## EXERCISE
Can you copy the rows below word for word, from the first one through the line that contains "76, 494, 526]", with both ends included?

=====

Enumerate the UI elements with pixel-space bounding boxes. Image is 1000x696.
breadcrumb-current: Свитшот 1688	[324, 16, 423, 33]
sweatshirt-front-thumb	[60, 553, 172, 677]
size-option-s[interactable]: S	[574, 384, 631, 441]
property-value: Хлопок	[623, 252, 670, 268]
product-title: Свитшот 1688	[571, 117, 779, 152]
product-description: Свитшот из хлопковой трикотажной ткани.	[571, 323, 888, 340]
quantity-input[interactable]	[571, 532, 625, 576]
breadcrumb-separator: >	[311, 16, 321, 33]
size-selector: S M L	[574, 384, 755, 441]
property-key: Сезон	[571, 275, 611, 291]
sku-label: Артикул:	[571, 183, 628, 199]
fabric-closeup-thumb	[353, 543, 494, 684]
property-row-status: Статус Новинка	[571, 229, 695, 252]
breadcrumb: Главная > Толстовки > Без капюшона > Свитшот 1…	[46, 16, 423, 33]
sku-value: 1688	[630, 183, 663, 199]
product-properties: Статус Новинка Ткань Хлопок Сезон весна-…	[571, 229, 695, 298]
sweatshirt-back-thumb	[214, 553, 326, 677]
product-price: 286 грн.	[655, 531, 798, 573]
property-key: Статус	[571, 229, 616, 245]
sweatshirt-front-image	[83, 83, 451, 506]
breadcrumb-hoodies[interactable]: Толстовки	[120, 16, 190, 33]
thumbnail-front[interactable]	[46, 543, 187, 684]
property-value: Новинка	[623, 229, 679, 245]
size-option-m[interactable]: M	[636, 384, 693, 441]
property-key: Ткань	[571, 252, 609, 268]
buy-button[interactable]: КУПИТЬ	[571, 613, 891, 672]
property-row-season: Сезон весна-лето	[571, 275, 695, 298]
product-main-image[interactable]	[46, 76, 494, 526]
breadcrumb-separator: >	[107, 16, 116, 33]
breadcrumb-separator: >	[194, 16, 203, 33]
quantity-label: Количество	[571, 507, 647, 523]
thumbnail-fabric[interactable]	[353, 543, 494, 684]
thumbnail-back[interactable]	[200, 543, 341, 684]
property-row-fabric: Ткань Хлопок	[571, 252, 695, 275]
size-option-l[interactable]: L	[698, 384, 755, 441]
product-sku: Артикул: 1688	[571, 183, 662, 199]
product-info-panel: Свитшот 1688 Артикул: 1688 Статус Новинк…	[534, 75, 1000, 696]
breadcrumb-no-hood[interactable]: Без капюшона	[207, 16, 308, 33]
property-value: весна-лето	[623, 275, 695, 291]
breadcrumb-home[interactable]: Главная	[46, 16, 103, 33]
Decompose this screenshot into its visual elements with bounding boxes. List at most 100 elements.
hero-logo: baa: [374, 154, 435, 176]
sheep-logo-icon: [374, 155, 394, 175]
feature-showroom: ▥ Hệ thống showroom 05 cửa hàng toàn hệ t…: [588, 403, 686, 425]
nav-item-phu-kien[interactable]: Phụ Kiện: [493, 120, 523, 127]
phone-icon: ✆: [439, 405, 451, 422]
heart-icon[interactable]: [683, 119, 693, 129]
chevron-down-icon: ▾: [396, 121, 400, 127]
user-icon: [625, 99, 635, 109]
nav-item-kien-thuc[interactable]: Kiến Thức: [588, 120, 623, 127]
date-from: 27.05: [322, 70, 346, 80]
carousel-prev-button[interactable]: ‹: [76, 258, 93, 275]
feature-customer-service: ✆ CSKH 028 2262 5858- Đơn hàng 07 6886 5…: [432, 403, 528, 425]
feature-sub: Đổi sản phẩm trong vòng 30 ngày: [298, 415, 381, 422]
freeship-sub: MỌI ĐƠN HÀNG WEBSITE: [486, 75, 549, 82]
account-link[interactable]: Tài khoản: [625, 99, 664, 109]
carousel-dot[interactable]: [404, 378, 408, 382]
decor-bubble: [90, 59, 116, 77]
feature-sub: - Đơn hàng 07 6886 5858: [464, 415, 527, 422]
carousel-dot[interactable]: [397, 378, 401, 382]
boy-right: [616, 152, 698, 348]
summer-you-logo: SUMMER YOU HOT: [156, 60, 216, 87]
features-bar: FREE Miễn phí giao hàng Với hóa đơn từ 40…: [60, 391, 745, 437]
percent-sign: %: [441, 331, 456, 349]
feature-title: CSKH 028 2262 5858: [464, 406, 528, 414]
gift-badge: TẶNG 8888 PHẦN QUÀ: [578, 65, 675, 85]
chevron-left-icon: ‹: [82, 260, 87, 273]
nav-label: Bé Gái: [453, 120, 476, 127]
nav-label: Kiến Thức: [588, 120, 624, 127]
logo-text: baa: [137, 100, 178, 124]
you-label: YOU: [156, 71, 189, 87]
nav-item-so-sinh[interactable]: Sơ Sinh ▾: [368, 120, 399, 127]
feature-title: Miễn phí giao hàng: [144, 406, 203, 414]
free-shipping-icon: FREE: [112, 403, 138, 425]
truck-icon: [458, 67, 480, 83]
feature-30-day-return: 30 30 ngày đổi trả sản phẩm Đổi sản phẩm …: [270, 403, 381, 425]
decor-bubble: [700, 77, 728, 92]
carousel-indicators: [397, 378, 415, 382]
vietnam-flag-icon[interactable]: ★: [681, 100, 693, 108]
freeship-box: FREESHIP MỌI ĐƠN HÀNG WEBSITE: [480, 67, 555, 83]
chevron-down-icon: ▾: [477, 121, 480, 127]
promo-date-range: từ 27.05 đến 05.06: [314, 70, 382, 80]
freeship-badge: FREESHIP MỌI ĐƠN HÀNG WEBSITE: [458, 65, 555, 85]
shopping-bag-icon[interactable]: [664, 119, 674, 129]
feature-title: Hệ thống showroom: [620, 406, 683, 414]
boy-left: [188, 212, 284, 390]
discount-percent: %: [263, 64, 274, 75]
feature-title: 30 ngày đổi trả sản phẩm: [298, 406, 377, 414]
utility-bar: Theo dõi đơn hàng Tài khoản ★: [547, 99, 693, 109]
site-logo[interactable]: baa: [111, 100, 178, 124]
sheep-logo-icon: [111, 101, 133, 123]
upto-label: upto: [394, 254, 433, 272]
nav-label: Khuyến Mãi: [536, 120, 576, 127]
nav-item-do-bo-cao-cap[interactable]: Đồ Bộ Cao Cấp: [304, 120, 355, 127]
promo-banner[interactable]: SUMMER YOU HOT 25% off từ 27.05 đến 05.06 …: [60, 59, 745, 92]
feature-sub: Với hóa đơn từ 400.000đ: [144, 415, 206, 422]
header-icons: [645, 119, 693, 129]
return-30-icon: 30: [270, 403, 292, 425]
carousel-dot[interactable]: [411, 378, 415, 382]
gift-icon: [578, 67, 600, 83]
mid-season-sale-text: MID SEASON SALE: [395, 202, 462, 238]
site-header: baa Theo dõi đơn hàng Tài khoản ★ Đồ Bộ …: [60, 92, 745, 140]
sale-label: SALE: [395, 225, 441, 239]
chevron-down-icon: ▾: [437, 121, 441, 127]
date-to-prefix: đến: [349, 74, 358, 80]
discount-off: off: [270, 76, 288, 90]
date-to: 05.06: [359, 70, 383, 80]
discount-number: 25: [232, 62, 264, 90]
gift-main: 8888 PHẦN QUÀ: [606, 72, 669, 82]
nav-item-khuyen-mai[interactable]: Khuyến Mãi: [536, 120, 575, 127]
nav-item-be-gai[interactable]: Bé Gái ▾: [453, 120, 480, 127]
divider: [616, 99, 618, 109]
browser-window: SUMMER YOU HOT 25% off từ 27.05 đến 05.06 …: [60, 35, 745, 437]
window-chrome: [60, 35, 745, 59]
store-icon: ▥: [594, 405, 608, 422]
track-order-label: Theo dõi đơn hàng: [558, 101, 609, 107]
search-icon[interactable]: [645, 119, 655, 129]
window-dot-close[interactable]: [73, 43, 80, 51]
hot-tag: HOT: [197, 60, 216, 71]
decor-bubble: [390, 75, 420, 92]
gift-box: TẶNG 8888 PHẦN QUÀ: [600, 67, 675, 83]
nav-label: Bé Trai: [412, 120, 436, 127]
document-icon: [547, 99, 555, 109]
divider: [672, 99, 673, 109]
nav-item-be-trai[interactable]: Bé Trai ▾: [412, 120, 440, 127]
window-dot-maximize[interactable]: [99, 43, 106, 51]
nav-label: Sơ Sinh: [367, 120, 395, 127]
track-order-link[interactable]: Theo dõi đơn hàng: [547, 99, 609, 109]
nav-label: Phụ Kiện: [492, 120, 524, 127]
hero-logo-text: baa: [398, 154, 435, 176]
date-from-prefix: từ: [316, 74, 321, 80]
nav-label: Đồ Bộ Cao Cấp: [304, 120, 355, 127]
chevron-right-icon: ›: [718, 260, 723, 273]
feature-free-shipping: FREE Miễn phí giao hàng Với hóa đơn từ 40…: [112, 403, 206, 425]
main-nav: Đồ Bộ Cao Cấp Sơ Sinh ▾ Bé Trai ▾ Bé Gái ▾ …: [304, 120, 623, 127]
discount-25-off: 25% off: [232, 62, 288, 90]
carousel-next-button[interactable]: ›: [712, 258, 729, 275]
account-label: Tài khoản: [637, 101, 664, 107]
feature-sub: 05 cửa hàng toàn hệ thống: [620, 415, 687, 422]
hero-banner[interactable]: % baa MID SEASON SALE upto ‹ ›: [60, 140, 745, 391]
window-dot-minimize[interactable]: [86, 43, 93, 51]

=====

## SOLUTION FOR THIS EXERCISE
Enumerate the UI elements with pixel-space bounding boxes. Image is 1000x696.
breadcrumb-current: Свитшот 1688	[324, 16, 423, 33]
sweatshirt-front-thumb	[60, 553, 172, 677]
size-option-s[interactable]: S	[574, 384, 631, 441]
property-value: Хлопок	[623, 252, 670, 268]
product-title: Свитшот 1688	[571, 117, 779, 152]
product-description: Свитшот из хлопковой трикотажной ткани.	[571, 323, 888, 340]
quantity-input[interactable]	[571, 532, 625, 576]
breadcrumb-separator: >	[311, 16, 321, 33]
size-selector: S M L	[574, 384, 755, 441]
property-key: Сезон	[571, 275, 611, 291]
sku-label: Артикул:	[571, 183, 628, 199]
fabric-closeup-thumb	[353, 543, 494, 684]
property-row-status: Статус Новинка	[571, 229, 695, 252]
breadcrumb: Главная > Толстовки > Без капюшона > Свитшот 1…	[46, 16, 423, 33]
sku-value: 1688	[630, 183, 663, 199]
product-properties: Статус Новинка Ткань Хлопок Сезон весна-…	[571, 229, 695, 298]
sweatshirt-back-thumb	[214, 553, 326, 677]
product-price: 286 грн.	[655, 531, 798, 573]
property-key: Статус	[571, 229, 616, 245]
sweatshirt-front-image	[83, 83, 451, 506]
breadcrumb-hoodies[interactable]: Толстовки	[120, 16, 190, 33]
thumbnail-front[interactable]	[46, 543, 187, 684]
property-value: Новинка	[623, 229, 679, 245]
size-option-m[interactable]: M	[636, 384, 693, 441]
property-key: Ткань	[571, 252, 609, 268]
buy-button[interactable]: КУПИТЬ	[571, 613, 891, 672]
property-row-season: Сезон весна-лето	[571, 275, 695, 298]
product-main-image[interactable]	[46, 76, 494, 526]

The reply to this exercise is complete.